Exercise requirements: Pull out each line in the records below that contains the string "select", and copy those lines.

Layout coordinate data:
------------------------------------------------------------
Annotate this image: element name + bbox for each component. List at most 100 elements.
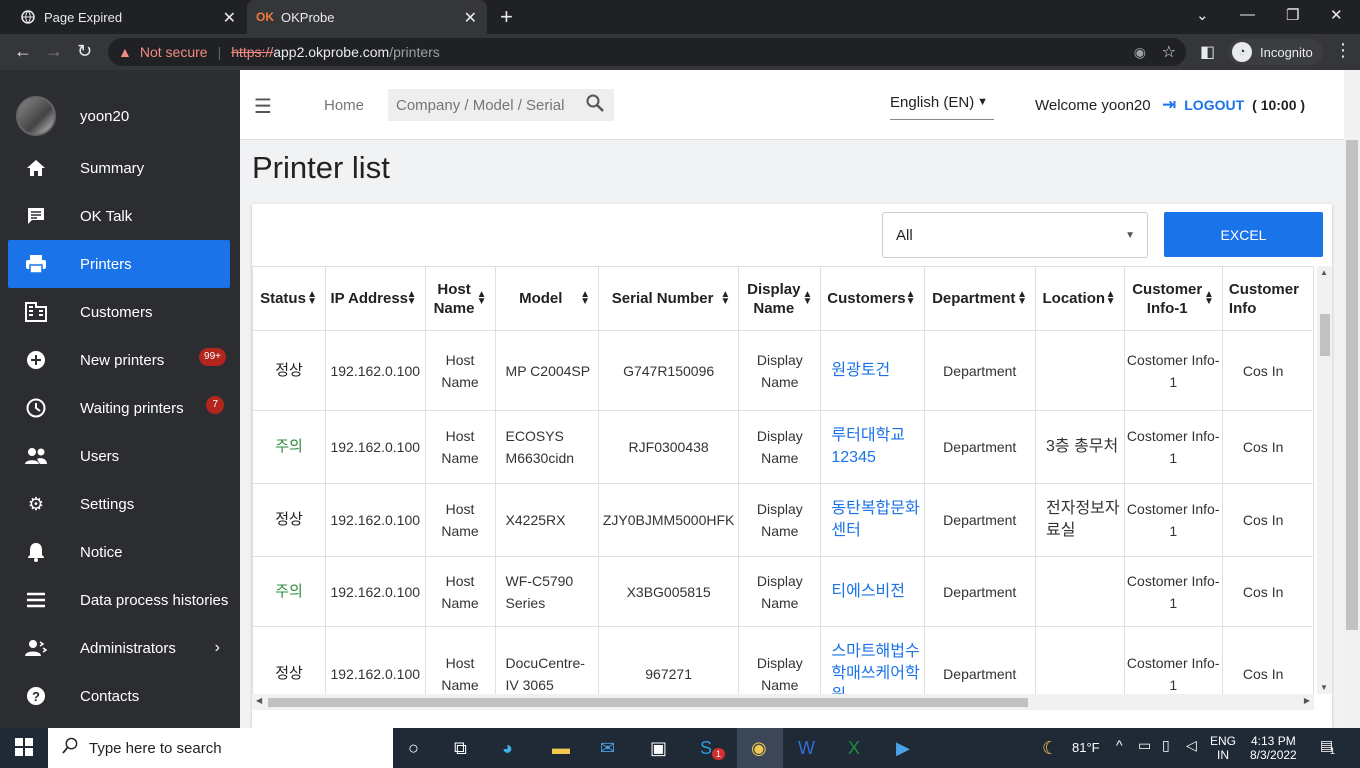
windows-start-icon[interactable] [15, 738, 33, 761]
minimize-icon[interactable]: — [1240, 6, 1255, 23]
mail-icon[interactable]: ✉ [600, 738, 615, 759]
column-header-model[interactable]: Model ▲ ▼ [494, 266, 600, 331]
taskbar-search[interactable]: Type here to search [48, 728, 393, 768]
column-header-info2[interactable]: Customer Info [1221, 266, 1314, 331]
address-bar[interactable]: ▲ Not secure | https:// app2.okprobe.com… [108, 38, 1186, 66]
file-explorer-icon[interactable]: ▬ [552, 738, 570, 759]
page-vertical-scrollbar[interactable] [1344, 70, 1360, 728]
table-row[interactable]: 주의 192.162.0.100 Host Name WF-C5790 Series X… [252, 556, 1314, 627]
restore-icon[interactable]: ❐ [1286, 6, 1299, 24]
column-header-info1[interactable]: Customer Info-1 ▲ ▼ [1123, 266, 1223, 331]
header-label: Serial Number [611, 290, 714, 307]
reload-icon[interactable]: ↻ [77, 41, 92, 62]
home-link[interactable]: Home [324, 97, 364, 114]
new-tab-icon[interactable]: + [500, 4, 513, 30]
column-header-customers[interactable]: Customers ▲ ▼ [820, 266, 925, 331]
table-row[interactable]: 정상 192.162.0.100 Host Name X4225RX ZJY0BJMM5… [252, 483, 1314, 557]
skype-icon[interactable]: S [700, 738, 712, 759]
scroll-thumb[interactable] [1320, 314, 1330, 356]
more-menu-icon[interactable]: ⋮ [1334, 40, 1352, 61]
table-row[interactable]: 정상 192.162.0.100 Host Name MP C2004SP G747R1… [252, 330, 1314, 411]
word-icon[interactable]: W [798, 738, 815, 759]
search-box[interactable] [388, 89, 614, 121]
network-icon[interactable]: ▭ [1138, 738, 1151, 752]
excel-export-button[interactable]: EXCEL [1164, 212, 1323, 257]
sidebar-item-summary[interactable]: Summary [8, 144, 230, 192]
eye-off-icon[interactable]: ◉ [1134, 44, 1146, 61]
customer-link[interactable]: 티에스비전 [820, 556, 925, 627]
printer-table-container[interactable]: Status ▲ ▼ IP Address ▲ ▼ Host Name ▲ ▼ Model ▲… [252, 266, 1314, 694]
column-header-ip[interactable]: IP Address ▲ ▼ [324, 266, 426, 331]
not-secure-label[interactable]: Not secure [140, 44, 208, 60]
sidebar-item-new-printers[interactable]: New printers 99+ [8, 336, 230, 384]
sidebar-item-data-process-histories[interactable]: Data process histories [8, 576, 230, 624]
close-window-icon[interactable]: ✕ [1330, 6, 1343, 24]
scroll-thumb[interactable] [1346, 140, 1358, 630]
clock[interactable]: 4:13 PM 8/3/2022 [1250, 734, 1297, 762]
sidebar-item-administrators[interactable]: Administrators › [8, 624, 230, 672]
chrome-taskbar-item[interactable]: ◉ [737, 728, 783, 768]
sidebar-item-settings[interactable]: ⚙ Settings [8, 480, 230, 528]
cortana-icon[interactable]: ○ [408, 738, 419, 759]
chevron-down-icon[interactable]: ⌄ [1196, 6, 1209, 24]
table-row[interactable]: 주의 192.162.0.100 Host Name ECOSYS M6630cidn… [252, 410, 1314, 484]
side-panel-icon[interactable]: ◧ [1200, 42, 1215, 62]
input-language[interactable]: ENG IN [1210, 734, 1236, 762]
customer-link[interactable]: 스마트해법수학매쓰케어학원 [820, 626, 925, 694]
scroll-left-icon[interactable]: ◀ [256, 696, 262, 705]
sidebar-item-printers[interactable]: Printers [8, 240, 230, 288]
forward-icon[interactable]: → [45, 41, 63, 62]
column-header-department[interactable]: Department ▲ ▼ [923, 266, 1037, 331]
scroll-right-icon[interactable]: ▶ [1304, 696, 1310, 705]
store-icon[interactable]: ▣ [650, 738, 667, 759]
user-profile[interactable]: yoon20 [16, 96, 129, 136]
scroll-down-icon[interactable]: ▼ [1320, 683, 1328, 692]
status-filter-select[interactable]: All ▼ [882, 212, 1148, 258]
edge-icon[interactable]: ◕ [502, 738, 513, 759]
sidebar-item-notice[interactable]: Notice [8, 528, 230, 576]
menu-icon[interactable]: ☰ [254, 94, 272, 119]
table-vertical-scrollbar[interactable]: ▲ ▼ [1317, 266, 1332, 694]
sidebar-item-customers[interactable]: Customers [8, 288, 230, 336]
tab-okprobe[interactable]: OK OKProbe ✕ [247, 0, 487, 34]
column-header-location[interactable]: Location ▲ ▼ [1035, 266, 1125, 331]
tab-page-expired[interactable]: Page Expired ✕ [0, 0, 246, 34]
phone-icon[interactable]: ▯ [1162, 738, 1170, 752]
customer-link[interactable]: 루터대학교 12345 [820, 410, 925, 484]
search-icon[interactable] [586, 94, 604, 117]
column-header-serial[interactable]: Serial Number ▲ ▼ [598, 266, 740, 331]
star-icon[interactable]: ☆ [1162, 42, 1176, 62]
column-header-status[interactable]: Status ▲ ▼ [252, 266, 326, 331]
excel-icon[interactable]: X [848, 738, 860, 759]
weather-temp[interactable]: 81°F [1072, 741, 1100, 755]
column-header-host[interactable]: Host Name ▲ ▼ [424, 266, 496, 331]
incognito-badge[interactable]: ◔ Incognito [1228, 39, 1323, 65]
customer-link[interactable]: 동탄복합문화센터 [820, 483, 925, 557]
host-cell: Host Name [424, 556, 496, 627]
media-icon[interactable]: ▶ [896, 738, 910, 759]
scroll-up-icon[interactable]: ▲ [1320, 268, 1328, 277]
volume-icon[interactable]: ◁ [1186, 738, 1197, 752]
sidebar-item-users[interactable]: Users [8, 432, 230, 480]
customer-link[interactable]: 원광토건 [820, 330, 925, 411]
sidebar-item-waiting-printers[interactable]: Waiting printers 7 [8, 384, 230, 432]
sort-icon: ▲ ▼ [1204, 289, 1214, 307]
back-icon[interactable]: ← [14, 41, 32, 62]
close-tab-icon[interactable]: ✕ [223, 8, 236, 28]
model-cell: ECOSYS M6630cidn [494, 410, 600, 484]
avatar [16, 96, 56, 136]
search-input[interactable] [388, 96, 578, 114]
scroll-thumb[interactable] [268, 698, 1028, 707]
sidebar-item-contacts[interactable]: ? Contacts [8, 672, 230, 720]
sidebar-item-ok-talk[interactable]: OK Talk [8, 192, 230, 240]
incognito-icon: ◔ [1232, 42, 1252, 62]
language-select[interactable]: English (EN) ▼ [890, 94, 994, 120]
logout-button[interactable]: ⇥ LOGOUT ( 10:00 ) [1162, 95, 1305, 115]
close-tab-icon[interactable]: ✕ [464, 8, 477, 28]
clock-time: 4:13 PM [1251, 734, 1296, 748]
table-horizontal-scrollbar[interactable]: ◀ ▶ [252, 694, 1314, 710]
task-view-icon[interactable]: ⧉ [454, 738, 467, 759]
column-header-display[interactable]: Display Name ▲ ▼ [738, 266, 822, 331]
table-row[interactable]: 정상 192.162.0.100 Host Name DocuCentre-IV 30… [252, 626, 1314, 694]
show-hidden-icons-icon[interactable]: ^ [1116, 738, 1123, 752]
------------------------------------------------------------
The completed task:
status-filter-select[interactable]: All ▼ [882, 212, 1148, 258]
language-select[interactable]: English (EN) ▼ [890, 94, 994, 120]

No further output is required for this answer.